§ **What is being asked**
In the entries, find all lines that hold the word "활동지원서" and copy them.

§ **Records to use**
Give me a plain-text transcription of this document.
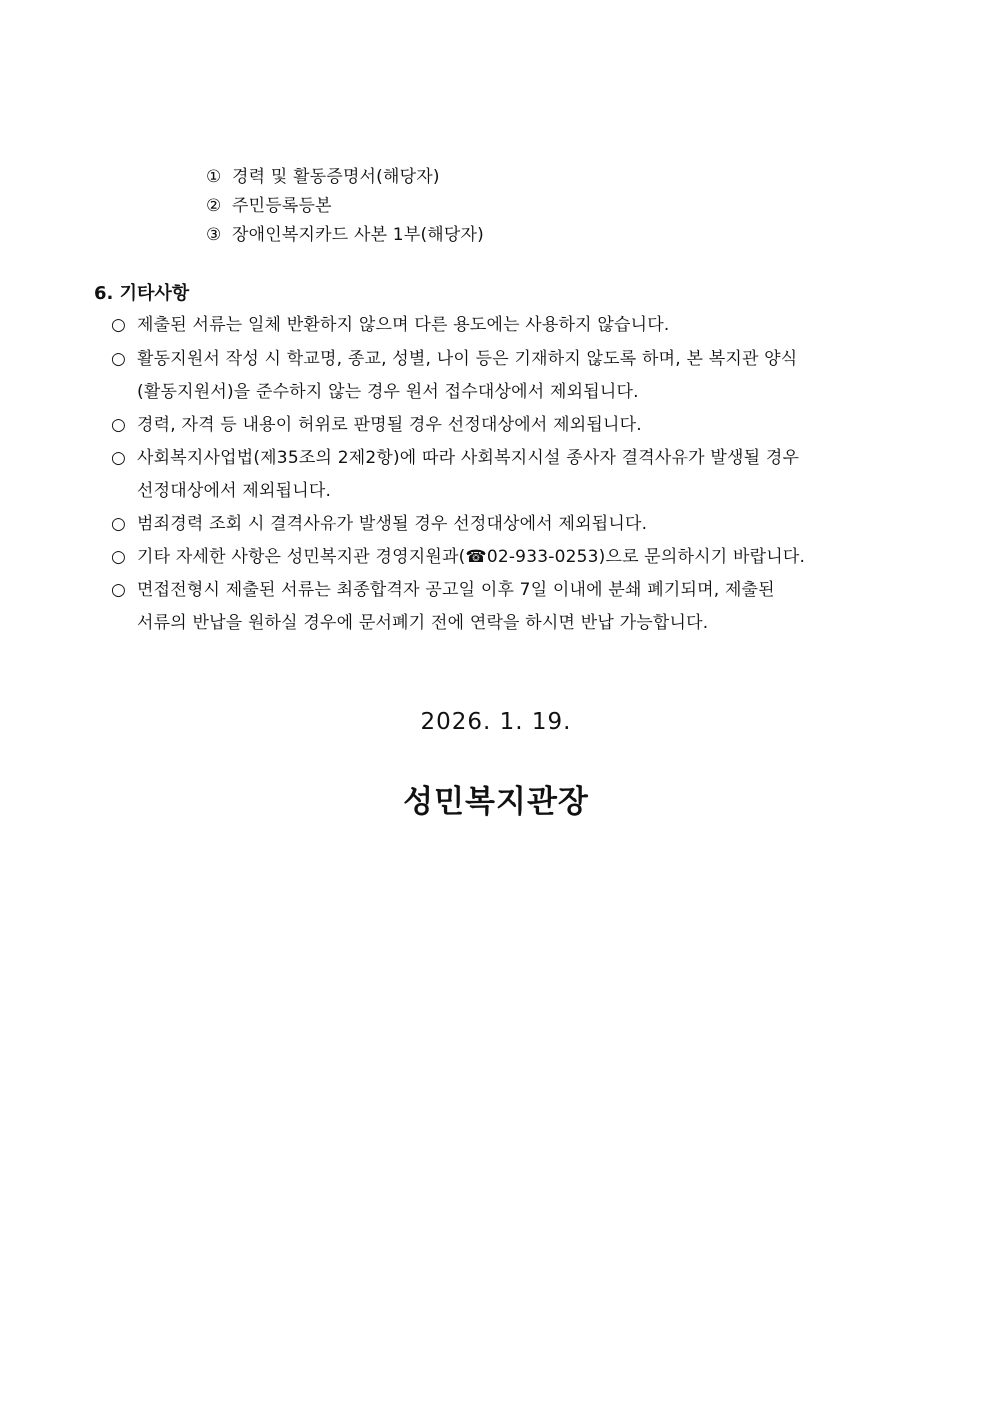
① 경력 및 활동증명서(해당자)
② 주민등록등본
③ 장애인복지카드 사본 1부(해당자)
6. 기타사항
○ 제출된 서류는 일체 반환하지 않으며 다른 용도에는 사용하지 않습니다.
○ 활동지원서 작성 시 학교명, 종교, 성별, 나이 등은 기재하지 않도록 하며, 본 복지관 양식
(활동지원서)을 준수하지 않는 경우 원서 접수대상에서 제외됩니다.
○ 경력, 자격 등 내용이 허위로 판명될 경우 선정대상에서 제외됩니다.
○ 사회복지사업법(제35조의 2제2항)에 따라 사회복지시설 종사자 결격사유가 발생될 경우
선정대상에서 제외됩니다.
○ 범죄경력 조회 시 결격사유가 발생될 경우 선정대상에서 제외됩니다.
○ 기타 자세한 사항은 성민복지관 경영지원과(☎02-933-0253)으로 문의하시기 바랍니다.
○ 면접전형시 제출된 서류는 최종합격자 공고일 이후 7일 이내에 분쇄 폐기되며, 제출된
서류의 반납을 원하실 경우에 문서폐기 전에 연락을 하시면 반납 가능합니다.
2026. 1. 19.
성민복지관장
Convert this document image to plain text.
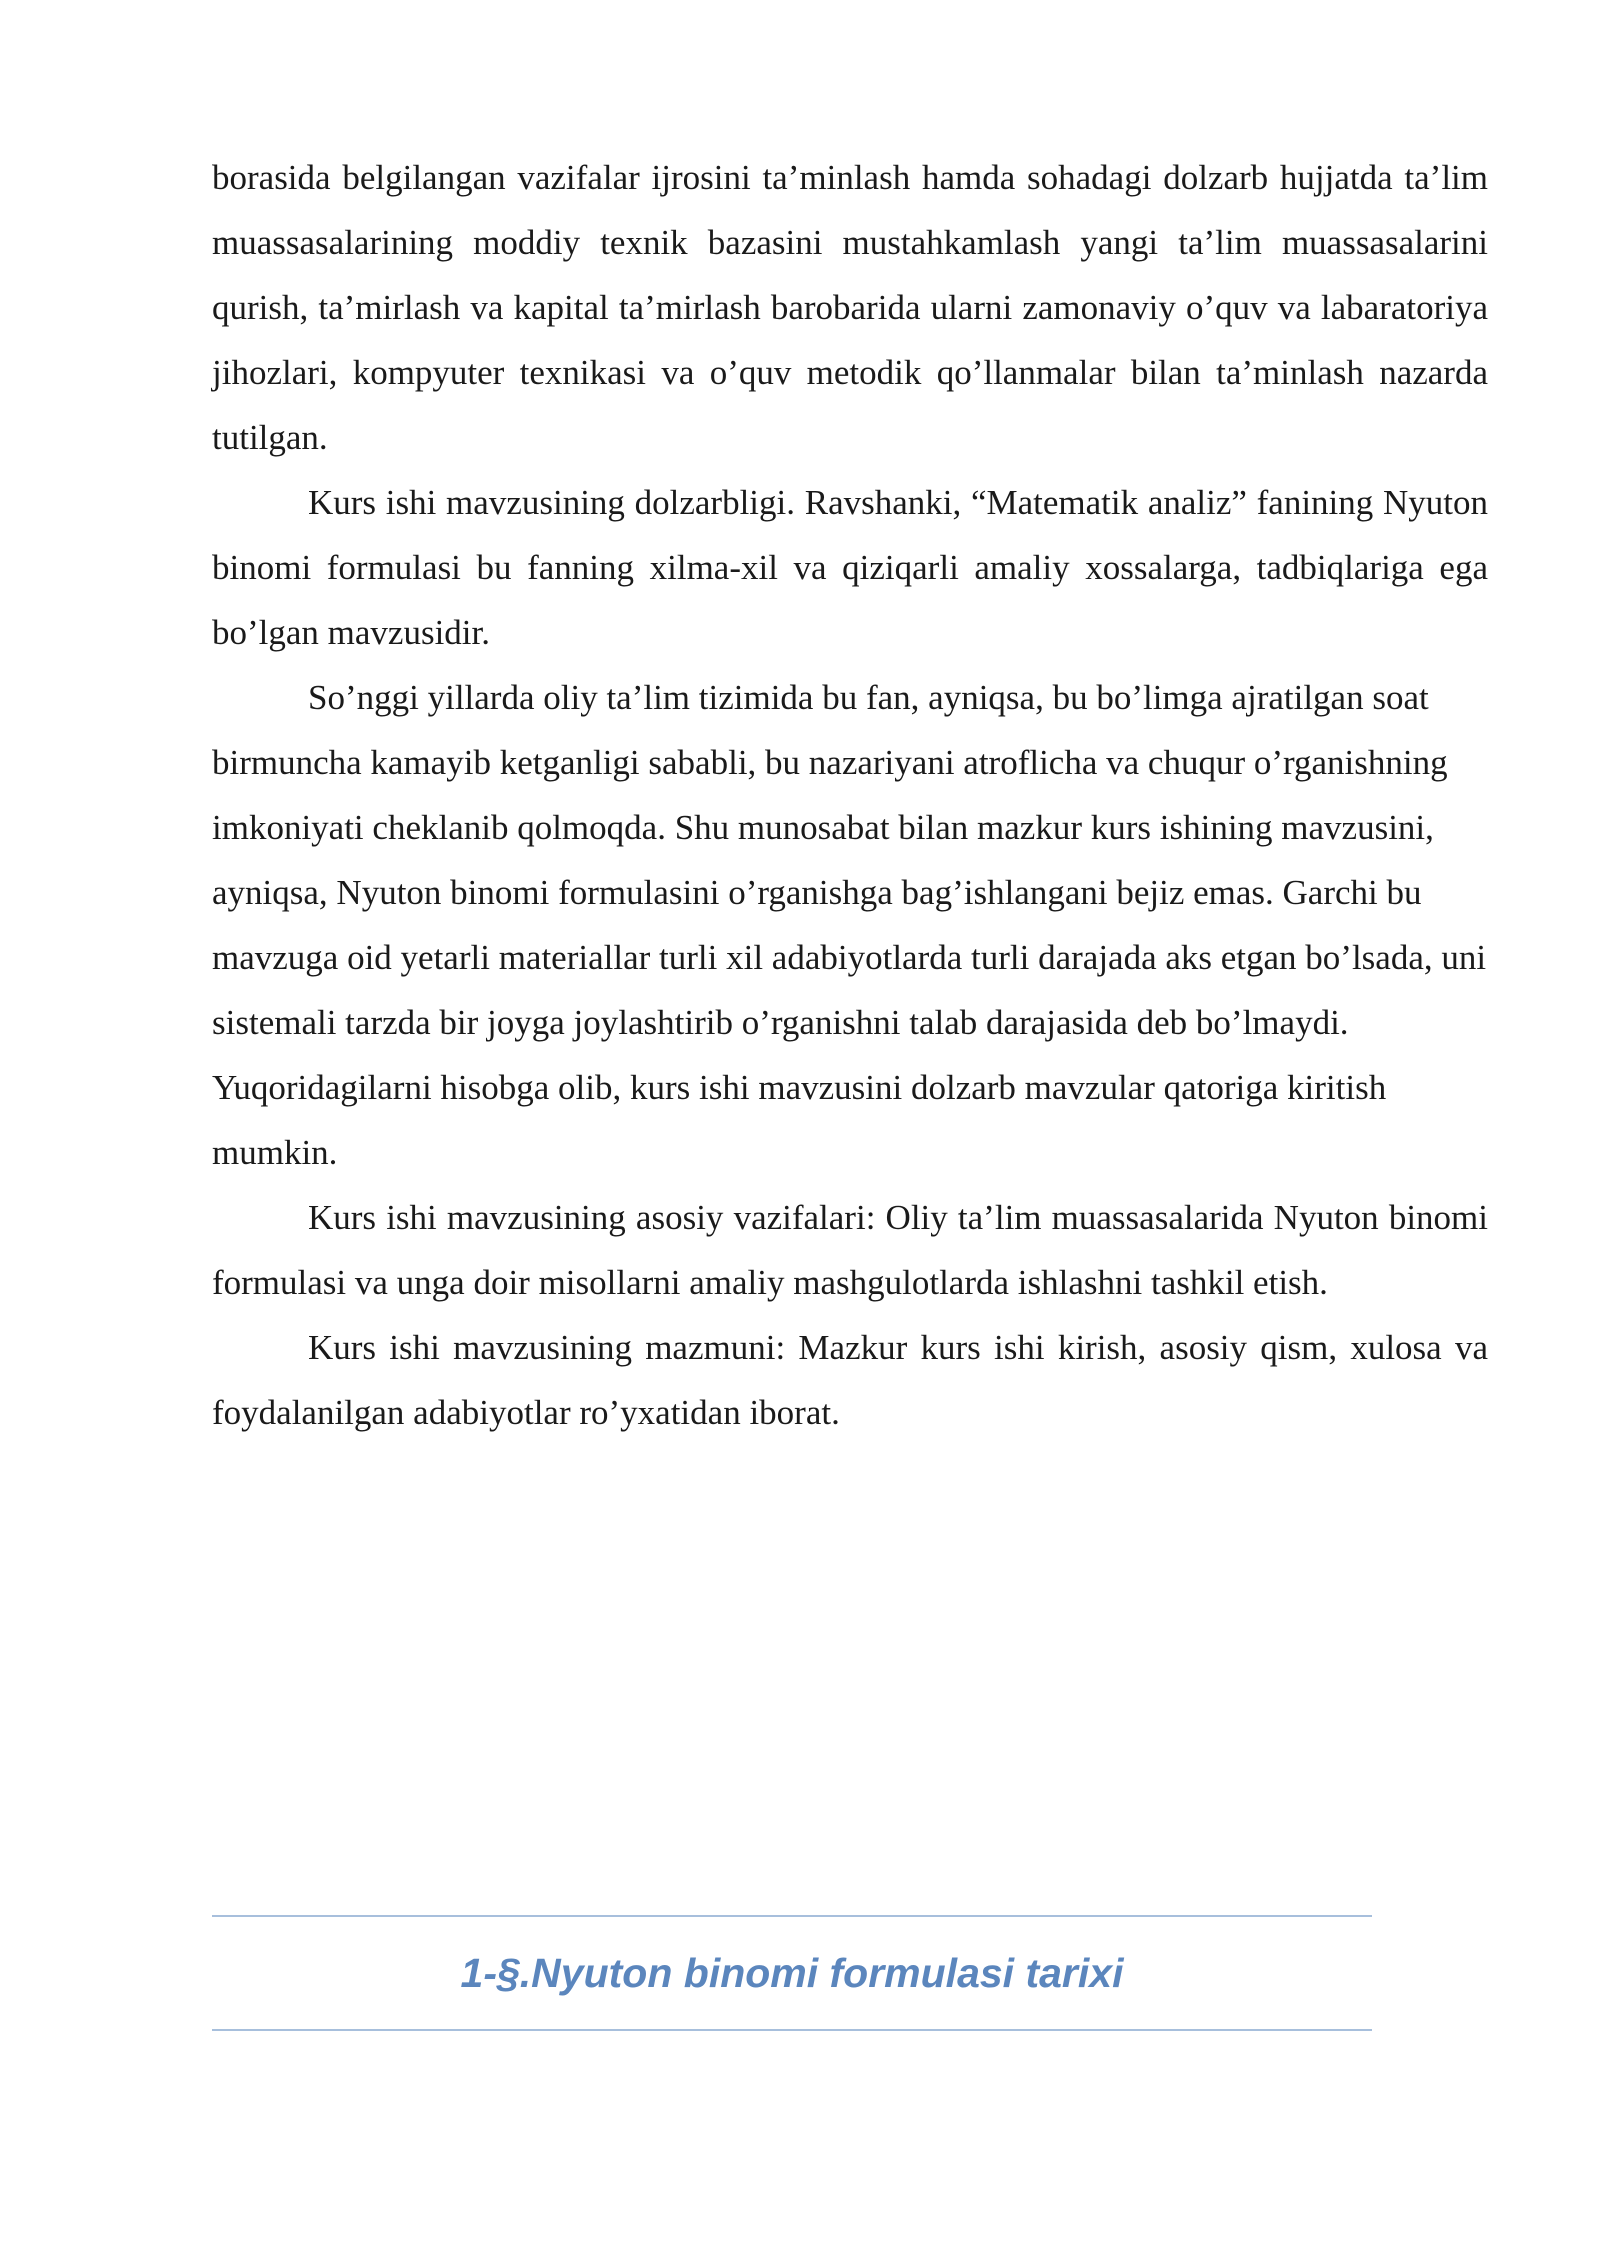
borasida belgilangan vazifalar ijrosini ta’minlash hamda sohadagi dolzarb hujjatda ta’lim muassasalarining moddiy texnik bazasini mustahkamlash yangi ta’lim muassasalarini qurish, ta’mirlash va kapital ta’mirlash barobarida ularni zamonaviy o’quv va labaratoriya jihozlari, kompyuter texnikasi va o’quv metodik qo’llanmalar bilan ta’minlash nazarda tutilgan.

Kurs ishi mavzusining dolzarbligi. Ravshanki, “Matematik analiz” fanining Nyuton binomi formulasi bu fanning xilma-xil va qiziqarli amaliy xossalarga, tadbiqlariga ega bo’lgan mavzusidir.

So’nggi yillarda oliy ta’lim tizimida bu fan, ayniqsa, bu bo’limga ajratilgan soat birmuncha kamayib ketganligi sababli, bu nazariyani atroflicha va chuqur o’rganishning imkoniyati cheklanib qolmoqda. Shu munosabat bilan mazkur kurs ishining mavzusini, ayniqsa, Nyuton binomi formulasini o’rganishga bag’ishlangani bejiz emas. Garchi bu mavzuga oid yetarli materiallar turli xil adabiyotlarda turli darajada aks etgan bo’lsada, uni sistemali tarzda bir joyga joylashtirib o’rganishni talab darajasida deb bo’lmaydi. Yuqoridagilarni hisobga olib, kurs ishi mavzusini dolzarb mavzular qatoriga kiritish mumkin.

Kurs ishi mavzusining asosiy vazifalari: Oliy ta’lim muassasalarida Nyuton binomi formulasi va unga doir misollarni amaliy mashgulotlarda ishlashni tashkil etish.

Kurs ishi mavzusining mazmuni: Mazkur kurs ishi kirish, asosiy qism, xulosa va foydalanilgan adabiyotlar ro’yxatidan iborat.

1-§.Nyuton binomi formulasi tarixi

§ **Written solution**
○ 활동지원서 작성 시 학교명, 종교, 성별, 나이 등은 기재하지 않도록 하며, 본 복지관 양식
(활동지원서)을 준수하지 않는 경우 원서 접수대상에서 제외됩니다.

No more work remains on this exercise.